* **What the task requires**:
Copy each of the entries below faithfully, setting aside any pictures.

* **Listed records**:
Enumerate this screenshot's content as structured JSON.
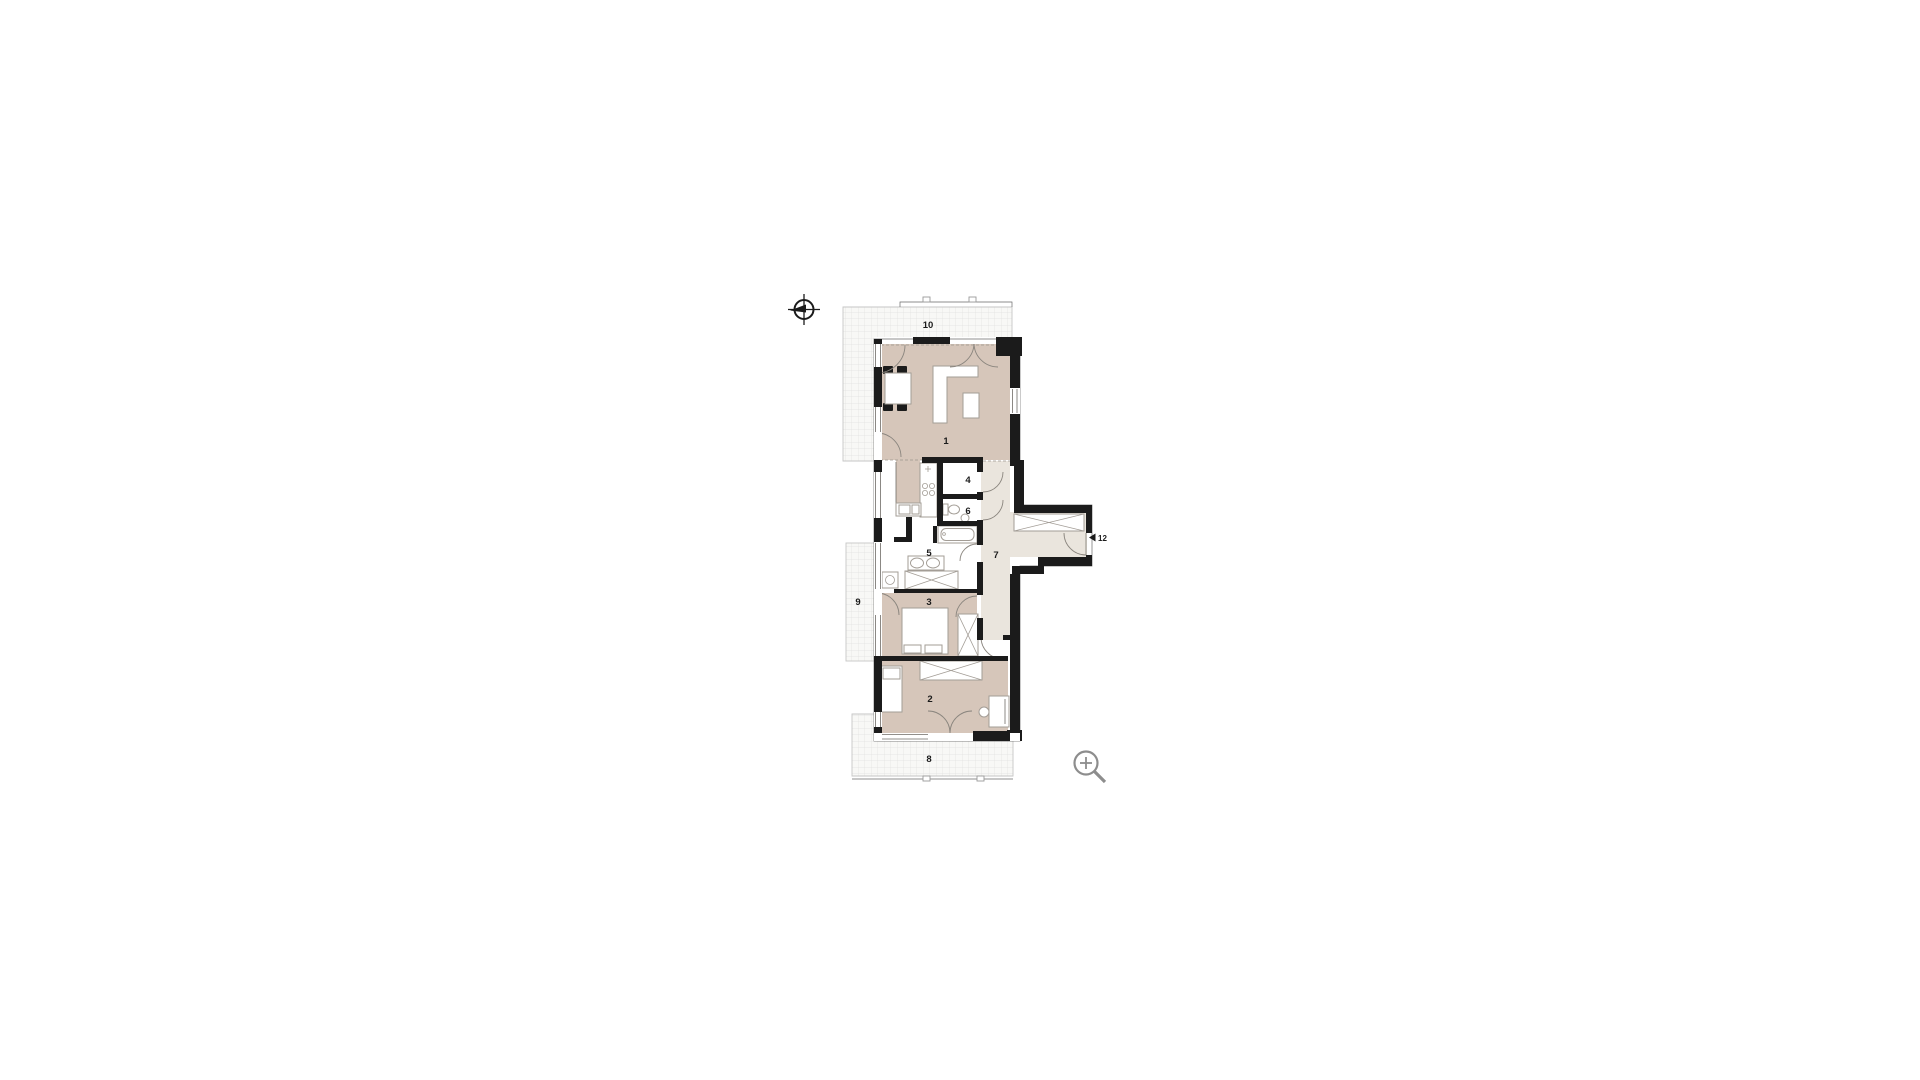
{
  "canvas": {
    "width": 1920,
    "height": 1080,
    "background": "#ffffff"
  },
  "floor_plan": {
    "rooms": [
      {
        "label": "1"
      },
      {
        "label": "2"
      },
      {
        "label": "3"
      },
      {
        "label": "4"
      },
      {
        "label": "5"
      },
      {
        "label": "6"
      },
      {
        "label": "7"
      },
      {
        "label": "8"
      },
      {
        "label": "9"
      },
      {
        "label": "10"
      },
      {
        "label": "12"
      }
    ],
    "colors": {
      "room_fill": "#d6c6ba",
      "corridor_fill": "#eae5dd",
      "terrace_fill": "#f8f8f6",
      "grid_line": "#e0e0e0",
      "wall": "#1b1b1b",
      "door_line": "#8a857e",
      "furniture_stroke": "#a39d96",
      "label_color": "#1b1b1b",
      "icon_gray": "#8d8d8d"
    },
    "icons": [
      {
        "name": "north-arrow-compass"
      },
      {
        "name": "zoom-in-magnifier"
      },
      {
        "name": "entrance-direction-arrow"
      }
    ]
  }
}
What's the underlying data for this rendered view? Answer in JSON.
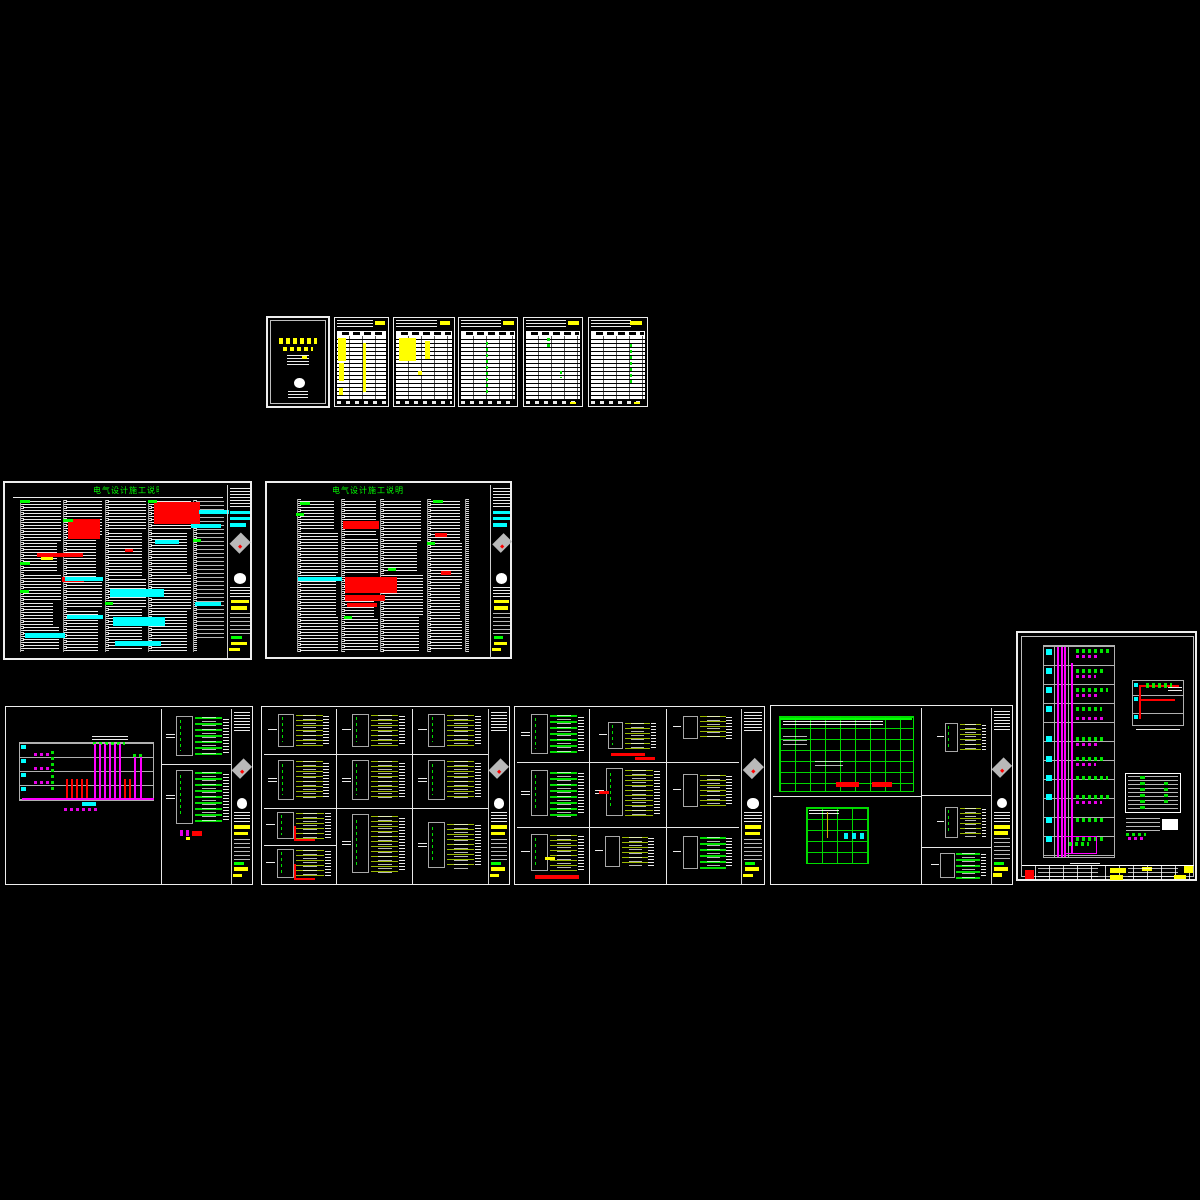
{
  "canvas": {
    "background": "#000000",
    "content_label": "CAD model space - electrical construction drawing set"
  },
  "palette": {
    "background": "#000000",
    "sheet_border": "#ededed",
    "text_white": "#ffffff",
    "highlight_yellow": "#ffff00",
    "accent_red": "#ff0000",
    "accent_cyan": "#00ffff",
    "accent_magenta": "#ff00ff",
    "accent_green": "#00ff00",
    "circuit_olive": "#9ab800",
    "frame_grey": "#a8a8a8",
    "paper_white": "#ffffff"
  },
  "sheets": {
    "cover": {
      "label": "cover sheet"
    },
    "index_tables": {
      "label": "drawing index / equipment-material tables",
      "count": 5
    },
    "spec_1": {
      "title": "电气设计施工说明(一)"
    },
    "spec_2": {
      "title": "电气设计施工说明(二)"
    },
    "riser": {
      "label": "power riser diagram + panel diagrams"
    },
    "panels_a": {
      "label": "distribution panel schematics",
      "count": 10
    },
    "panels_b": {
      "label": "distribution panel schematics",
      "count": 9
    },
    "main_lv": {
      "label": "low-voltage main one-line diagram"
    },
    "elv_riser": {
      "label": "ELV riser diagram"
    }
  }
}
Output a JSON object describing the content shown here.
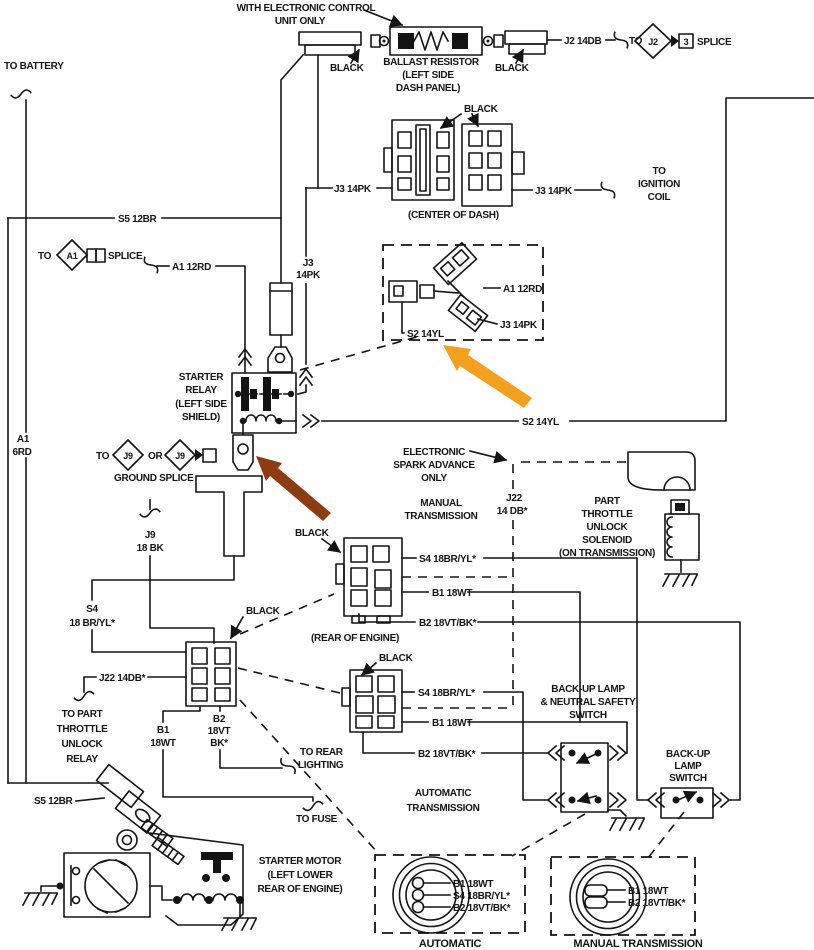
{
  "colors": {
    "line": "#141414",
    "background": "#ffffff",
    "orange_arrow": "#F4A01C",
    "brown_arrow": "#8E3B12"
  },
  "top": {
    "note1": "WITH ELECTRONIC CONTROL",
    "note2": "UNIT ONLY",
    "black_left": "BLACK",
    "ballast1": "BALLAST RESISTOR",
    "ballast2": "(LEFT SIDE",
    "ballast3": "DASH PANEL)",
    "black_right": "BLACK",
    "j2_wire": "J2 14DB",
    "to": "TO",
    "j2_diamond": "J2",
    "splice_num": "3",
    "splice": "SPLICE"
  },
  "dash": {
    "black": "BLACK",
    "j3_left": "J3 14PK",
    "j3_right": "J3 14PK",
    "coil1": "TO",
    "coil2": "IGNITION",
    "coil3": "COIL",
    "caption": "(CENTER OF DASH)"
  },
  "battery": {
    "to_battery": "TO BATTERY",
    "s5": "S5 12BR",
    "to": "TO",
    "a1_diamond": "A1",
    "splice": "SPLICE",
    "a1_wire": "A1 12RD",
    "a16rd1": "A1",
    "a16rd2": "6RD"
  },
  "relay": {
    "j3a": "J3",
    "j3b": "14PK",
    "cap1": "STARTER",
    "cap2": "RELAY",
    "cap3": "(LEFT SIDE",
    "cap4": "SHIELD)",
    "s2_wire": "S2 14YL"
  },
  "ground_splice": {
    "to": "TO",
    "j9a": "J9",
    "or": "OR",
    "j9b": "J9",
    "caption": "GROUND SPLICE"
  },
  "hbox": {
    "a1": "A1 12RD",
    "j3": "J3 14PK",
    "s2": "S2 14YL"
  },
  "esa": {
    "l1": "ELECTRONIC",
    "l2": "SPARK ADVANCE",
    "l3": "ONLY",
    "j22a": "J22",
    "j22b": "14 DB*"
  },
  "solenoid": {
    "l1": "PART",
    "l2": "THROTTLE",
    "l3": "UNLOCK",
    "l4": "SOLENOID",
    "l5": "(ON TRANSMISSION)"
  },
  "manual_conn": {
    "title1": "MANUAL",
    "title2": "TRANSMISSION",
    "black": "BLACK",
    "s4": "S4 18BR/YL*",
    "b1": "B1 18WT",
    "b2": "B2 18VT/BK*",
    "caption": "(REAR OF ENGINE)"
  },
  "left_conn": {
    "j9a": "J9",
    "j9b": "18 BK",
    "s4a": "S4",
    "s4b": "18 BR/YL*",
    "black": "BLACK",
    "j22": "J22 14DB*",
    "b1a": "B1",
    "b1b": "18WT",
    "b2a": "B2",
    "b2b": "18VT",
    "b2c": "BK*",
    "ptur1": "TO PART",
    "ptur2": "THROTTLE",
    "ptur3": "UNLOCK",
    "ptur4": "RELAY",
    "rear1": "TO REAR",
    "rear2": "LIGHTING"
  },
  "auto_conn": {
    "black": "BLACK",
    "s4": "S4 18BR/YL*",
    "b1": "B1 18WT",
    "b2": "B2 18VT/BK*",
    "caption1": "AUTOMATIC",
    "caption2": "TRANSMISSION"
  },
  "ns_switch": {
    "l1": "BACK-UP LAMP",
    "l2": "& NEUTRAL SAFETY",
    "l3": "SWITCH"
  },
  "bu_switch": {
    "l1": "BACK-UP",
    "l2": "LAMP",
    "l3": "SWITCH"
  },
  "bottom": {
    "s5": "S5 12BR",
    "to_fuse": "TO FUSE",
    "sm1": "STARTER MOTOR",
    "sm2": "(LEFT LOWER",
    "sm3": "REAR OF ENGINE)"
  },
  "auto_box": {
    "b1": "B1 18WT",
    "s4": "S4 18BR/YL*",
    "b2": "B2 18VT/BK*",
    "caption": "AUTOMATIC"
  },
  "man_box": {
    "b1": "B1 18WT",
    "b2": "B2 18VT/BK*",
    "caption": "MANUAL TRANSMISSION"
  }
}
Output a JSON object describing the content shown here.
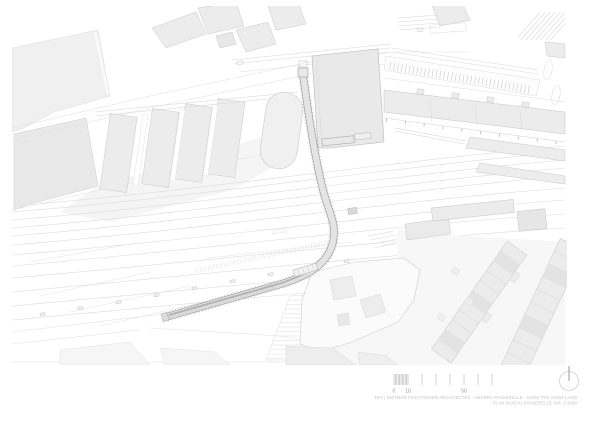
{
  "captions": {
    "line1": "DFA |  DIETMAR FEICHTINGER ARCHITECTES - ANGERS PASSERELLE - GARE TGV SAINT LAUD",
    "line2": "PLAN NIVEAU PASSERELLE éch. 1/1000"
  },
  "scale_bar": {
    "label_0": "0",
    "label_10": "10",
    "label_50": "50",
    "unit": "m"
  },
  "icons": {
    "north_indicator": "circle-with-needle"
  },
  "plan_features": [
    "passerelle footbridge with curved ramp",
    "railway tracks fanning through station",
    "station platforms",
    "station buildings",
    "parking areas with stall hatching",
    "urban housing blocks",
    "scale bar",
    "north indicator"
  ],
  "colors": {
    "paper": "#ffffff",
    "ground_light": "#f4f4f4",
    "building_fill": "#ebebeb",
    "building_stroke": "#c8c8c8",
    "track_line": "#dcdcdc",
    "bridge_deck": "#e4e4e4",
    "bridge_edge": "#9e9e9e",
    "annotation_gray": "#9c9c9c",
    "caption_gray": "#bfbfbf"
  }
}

* **Solved exercise**:
Enumerate this screenshot's content as structured JSON.
{
  "canvas": {
    "width": 1920,
    "height": 1080,
    "background": "#ffffff"
  },
  "floor_plan": {
    "rooms": [
      {
        "label": "1"
      },
      {
        "label": "2"
      },
      {
        "label": "3"
      },
      {
        "label": "4"
      },
      {
        "label": "5"
      },
      {
        "label": "6"
      },
      {
        "label": "7"
      },
      {
        "label": "8"
      },
      {
        "label": "9"
      },
      {
        "label": "10"
      },
      {
        "label": "12"
      }
    ],
    "colors": {
      "room_fill": "#d6c6ba",
      "corridor_fill": "#eae5dd",
      "terrace_fill": "#f8f8f6",
      "grid_line": "#e0e0e0",
      "wall": "#1b1b1b",
      "door_line": "#8a857e",
      "furniture_stroke": "#a39d96",
      "label_color": "#1b1b1b",
      "icon_gray": "#8d8d8d"
    },
    "icons": [
      {
        "name": "north-arrow-compass"
      },
      {
        "name": "zoom-in-magnifier"
      },
      {
        "name": "entrance-direction-arrow"
      }
    ]
  }
}
What's the underlying data for this rendered view? Answer in JSON.
{
  "canvas": {
    "background": "#000000",
    "content_label": "CAD model space - electrical construction drawing set"
  },
  "palette": {
    "background": "#000000",
    "sheet_border": "#ededed",
    "text_white": "#ffffff",
    "highlight_yellow": "#ffff00",
    "accent_red": "#ff0000",
    "accent_cyan": "#00ffff",
    "accent_magenta": "#ff00ff",
    "accent_green": "#00ff00",
    "circuit_olive": "#9ab800",
    "frame_grey": "#a8a8a8",
    "paper_white": "#ffffff"
  },
  "sheets": {
    "cover": {
      "label": "cover sheet"
    },
    "index_tables": {
      "label": "drawing index / equipment-material tables",
      "count": 5
    },
    "spec_1": {
      "title": "电气设计施工说明(一)"
    },
    "spec_2": {
      "title": "电气设计施工说明(二)"
    },
    "riser": {
      "label": "power riser diagram + panel diagrams"
    },
    "panels_a": {
      "label": "distribution panel schematics",
      "count": 10
    },
    "panels_b": {
      "label": "distribution panel schematics",
      "count": 9
    },
    "main_lv": {
      "label": "low-voltage main one-line diagram"
    },
    "elv_riser": {
      "label": "ELV riser diagram"
    }
  }
}
Output a JSON object describing the content shown here.
{
  "colors": {
    "line": "#141414",
    "background": "#ffffff",
    "orange_arrow": "#F4A01C",
    "brown_arrow": "#8E3B12"
  },
  "top": {
    "note1": "WITH ELECTRONIC CONTROL",
    "note2": "UNIT ONLY",
    "black_left": "BLACK",
    "ballast1": "BALLAST RESISTOR",
    "ballast2": "(LEFT SIDE",
    "ballast3": "DASH PANEL)",
    "black_right": "BLACK",
    "j2_wire": "J2 14DB",
    "to": "TO",
    "j2_diamond": "J2",
    "splice_num": "3",
    "splice": "SPLICE"
  },
  "dash": {
    "black": "BLACK",
    "j3_left": "J3 14PK",
    "j3_right": "J3 14PK",
    "coil1": "TO",
    "coil2": "IGNITION",
    "coil3": "COIL",
    "caption": "(CENTER OF DASH)"
  },
  "battery": {
    "to_battery": "TO BATTERY",
    "s5": "S5 12BR",
    "to": "TO",
    "a1_diamond": "A1",
    "splice": "SPLICE",
    "a1_wire": "A1 12RD",
    "a16rd1": "A1",
    "a16rd2": "6RD"
  },
  "relay": {
    "j3a": "J3",
    "j3b": "14PK",
    "cap1": "STARTER",
    "cap2": "RELAY",
    "cap3": "(LEFT SIDE",
    "cap4": "SHIELD)",
    "s2_wire": "S2 14YL"
  },
  "ground_splice": {
    "to": "TO",
    "j9a": "J9",
    "or": "OR",
    "j9b": "J9",
    "caption": "GROUND SPLICE"
  },
  "hbox": {
    "a1": "A1 12RD",
    "j3": "J3 14PK",
    "s2": "S2 14YL"
  },
  "esa": {
    "l1": "ELECTRONIC",
    "l2": "SPARK ADVANCE",
    "l3": "ONLY",
    "j22a": "J22",
    "j22b": "14 DB*"
  },
  "solenoid": {
    "l1": "PART",
    "l2": "THROTTLE",
    "l3": "UNLOCK",
    "l4": "SOLENOID",
    "l5": "(ON TRANSMISSION)"
  },
  "manual_conn": {
    "title1": "MANUAL",
    "title2": "TRANSMISSION",
    "black": "BLACK",
    "s4": "S4 18BR/YL*",
    "b1": "B1 18WT",
    "b2": "B2 18VT/BK*",
    "caption": "(REAR OF ENGINE)"
  },
  "left_conn": {
    "j9a": "J9",
    "j9b": "18 BK",
    "s4a": "S4",
    "s4b": "18 BR/YL*",
    "black": "BLACK",
    "j22": "J22 14DB*",
    "b1a": "B1",
    "b1b": "18WT",
    "b2a": "B2",
    "b2b": "18VT",
    "b2c": "BK*",
    "ptur1": "TO PART",
    "ptur2": "THROTTLE",
    "ptur3": "UNLOCK",
    "ptur4": "RELAY",
    "rear1": "TO REAR",
    "rear2": "LIGHTING"
  },
  "auto_conn": {
    "black": "BLACK",
    "s4": "S4 18BR/YL*",
    "b1": "B1 18WT",
    "b2": "B2 18VT/BK*",
    "caption1": "AUTOMATIC",
    "caption2": "TRANSMISSION"
  },
  "ns_switch": {
    "l1": "BACK-UP LAMP",
    "l2": "& NEUTRAL SAFETY",
    "l3": "SWITCH"
  },
  "bu_switch": {
    "l1": "BACK-UP",
    "l2": "LAMP",
    "l3": "SWITCH"
  },
  "bottom": {
    "s5": "S5 12BR",
    "to_fuse": "TO FUSE",
    "sm1": "STARTER MOTOR",
    "sm2": "(LEFT LOWER",
    "sm3": "REAR OF ENGINE)"
  },
  "auto_box": {
    "b1": "B1 18WT",
    "s4": "S4 18BR/YL*",
    "b2": "B2 18VT/BK*",
    "caption": "AUTOMATIC"
  },
  "man_box": {
    "b1": "B1 18WT",
    "b2": "B2 18VT/BK*",
    "caption": "MANUAL TRANSMISSION"
  }
}
Output a JSON object describing the content shown here.
{
  "captions": {
    "line1": "DFA |  DIETMAR FEICHTINGER ARCHITECTES - ANGERS PASSERELLE - GARE TGV SAINT LAUD",
    "line2": "PLAN NIVEAU PASSERELLE éch. 1/1000"
  },
  "scale_bar": {
    "label_0": "0",
    "label_10": "10",
    "label_50": "50",
    "unit": "m"
  },
  "icons": {
    "north_indicator": "circle-with-needle"
  },
  "plan_features": [
    "passerelle footbridge with curved ramp",
    "railway tracks fanning through station",
    "station platforms",
    "station buildings",
    "parking areas with stall hatching",
    "urban housing blocks",
    "scale bar",
    "north indicator"
  ],
  "colors": {
    "paper": "#ffffff",
    "ground_light": "#f4f4f4",
    "building_fill": "#ebebeb",
    "building_stroke": "#c8c8c8",
    "track_line": "#dcdcdc",
    "bridge_deck": "#e4e4e4",
    "bridge_edge": "#9e9e9e",
    "annotation_gray": "#9c9c9c",
    "caption_gray": "#bfbfbf"
  }
}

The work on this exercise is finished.